EXERCISE REQUIREMENTS → Transcribe the records that follow, preserving every word.

INFORMATION PROVIDED →
------------------------------

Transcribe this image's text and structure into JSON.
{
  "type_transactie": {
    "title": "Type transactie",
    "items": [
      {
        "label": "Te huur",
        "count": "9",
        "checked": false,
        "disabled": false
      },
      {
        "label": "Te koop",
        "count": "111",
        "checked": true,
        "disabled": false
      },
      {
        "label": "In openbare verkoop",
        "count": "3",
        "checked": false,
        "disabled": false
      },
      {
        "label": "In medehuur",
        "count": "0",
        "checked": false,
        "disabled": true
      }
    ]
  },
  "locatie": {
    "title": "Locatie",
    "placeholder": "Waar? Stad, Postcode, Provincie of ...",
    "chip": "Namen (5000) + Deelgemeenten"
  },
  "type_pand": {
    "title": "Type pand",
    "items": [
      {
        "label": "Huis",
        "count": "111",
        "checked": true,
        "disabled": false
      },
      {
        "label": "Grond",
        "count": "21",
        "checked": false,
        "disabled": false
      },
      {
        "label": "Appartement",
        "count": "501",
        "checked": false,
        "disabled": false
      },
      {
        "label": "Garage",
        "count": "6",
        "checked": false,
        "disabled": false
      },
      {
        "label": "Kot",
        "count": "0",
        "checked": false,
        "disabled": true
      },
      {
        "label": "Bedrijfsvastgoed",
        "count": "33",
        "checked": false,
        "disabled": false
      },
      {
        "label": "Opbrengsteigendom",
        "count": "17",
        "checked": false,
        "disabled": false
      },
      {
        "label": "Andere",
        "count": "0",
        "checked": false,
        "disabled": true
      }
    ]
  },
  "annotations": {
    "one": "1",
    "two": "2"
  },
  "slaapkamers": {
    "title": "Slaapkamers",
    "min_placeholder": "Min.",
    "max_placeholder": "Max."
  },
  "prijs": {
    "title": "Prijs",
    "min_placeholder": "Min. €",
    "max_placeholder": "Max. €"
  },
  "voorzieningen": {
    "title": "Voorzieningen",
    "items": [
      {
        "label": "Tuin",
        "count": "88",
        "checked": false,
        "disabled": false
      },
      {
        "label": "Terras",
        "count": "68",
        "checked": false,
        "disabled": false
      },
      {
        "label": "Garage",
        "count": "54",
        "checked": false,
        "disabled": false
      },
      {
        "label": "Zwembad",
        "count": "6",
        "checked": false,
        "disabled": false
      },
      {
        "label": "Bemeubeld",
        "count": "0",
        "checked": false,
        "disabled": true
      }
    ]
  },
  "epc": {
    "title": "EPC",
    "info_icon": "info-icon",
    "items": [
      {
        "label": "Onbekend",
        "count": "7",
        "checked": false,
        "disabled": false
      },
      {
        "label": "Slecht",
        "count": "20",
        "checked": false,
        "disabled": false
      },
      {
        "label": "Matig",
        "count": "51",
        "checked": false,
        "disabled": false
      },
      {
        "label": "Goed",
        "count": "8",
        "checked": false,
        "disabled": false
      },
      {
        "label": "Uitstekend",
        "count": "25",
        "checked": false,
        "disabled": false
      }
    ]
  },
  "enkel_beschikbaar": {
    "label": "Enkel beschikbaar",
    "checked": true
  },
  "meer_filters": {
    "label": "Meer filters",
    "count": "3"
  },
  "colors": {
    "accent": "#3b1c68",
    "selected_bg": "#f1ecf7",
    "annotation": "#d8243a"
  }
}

------------------------------

COMPLETE ANSWER →
Transcribe this image's text and structure into JSON.
{
  "type_transactie": {
    "title": "Type transactie",
    "items": [
      {
        "label": "Te huur",
        "count": "9",
        "checked": false,
        "disabled": false
      },
      {
        "label": "Te koop",
        "count": "111",
        "checked": true,
        "disabled": false
      },
      {
        "label": "In openbare verkoop",
        "count": "3",
        "checked": false,
        "disabled": false
      },
      {
        "label": "In medehuur",
        "count": "0",
        "checked": false,
        "disabled": true
      }
    ]
  },
  "locatie": {
    "title": "Locatie",
    "placeholder": "Waar? Stad, Postcode, Provincie of ...",
    "chip": "Namen (5000) + Deelgemeenten"
  },
  "type_pand": {
    "title": "Type pand",
    "items": [
      {
        "label": "Huis",
        "count": "111",
        "checked": true,
        "disabled": false
      },
      {
        "label": "Grond",
        "count": "21",
        "checked": false,
        "disabled": false
      },
      {
        "label": "Appartement",
        "count": "501",
        "checked": false,
        "disabled": false
      },
      {
        "label": "Garage",
        "count": "6",
        "checked": false,
        "disabled": false
      },
      {
        "label": "Kot",
        "count": "0",
        "checked": false,
        "disabled": true
      },
      {
        "label": "Bedrijfsvastgoed",
        "count": "33",
        "checked": false,
        "disabled": false
      },
      {
        "label": "Opbrengsteigendom",
        "count": "17",
        "checked": false,
        "disabled": false
      },
      {
        "label": "Andere",
        "count": "0",
        "checked": false,
        "disabled": true
      }
    ]
  },
  "annotations": {
    "one": "1",
    "two": "2"
  },
  "slaapkamers": {
    "title": "Slaapkamers",
    "min_placeholder": "Min.",
    "max_placeholder": "Max."
  },
  "prijs": {
    "title": "Prijs",
    "min_placeholder": "Min. €",
    "max_placeholder": "Max. €"
  },
  "voorzieningen": {
    "title": "Voorzieningen",
    "items": [
      {
        "label": "Tuin",
        "count": "88",
        "checked": false,
        "disabled": false
      },
      {
        "label": "Terras",
        "count": "68",
        "checked": false,
        "disabled": false
      },
      {
        "label": "Garage",
        "count": "54",
        "checked": false,
        "disabled": false
      },
      {
        "label": "Zwembad",
        "count": "6",
        "checked": false,
        "disabled": false
      },
      {
        "label": "Bemeubeld",
        "count": "0",
        "checked": false,
        "disabled": true
      }
    ]
  },
  "epc": {
    "title": "EPC",
    "info_icon": "info-icon",
    "items": [
      {
        "label": "Onbekend",
        "count": "7",
        "checked": false,
        "disabled": false
      },
      {
        "label": "Slecht",
        "count": "20",
        "checked": false,
        "disabled": false
      },
      {
        "label": "Matig",
        "count": "51",
        "checked": false,
        "disabled": false
      },
      {
        "label": "Goed",
        "count": "8",
        "checked": false,
        "disabled": false
      },
      {
        "label": "Uitstekend",
        "count": "25",
        "checked": false,
        "disabled": false
      }
    ]
  },
  "enkel_beschikbaar": {
    "label": "Enkel beschikbaar",
    "checked": true
  },
  "meer_filters": {
    "label": "Meer filters",
    "count": "3"
  },
  "colors": {
    "accent": "#3b1c68",
    "selected_bg": "#f1ecf7",
    "annotation": "#d8243a"
  }
}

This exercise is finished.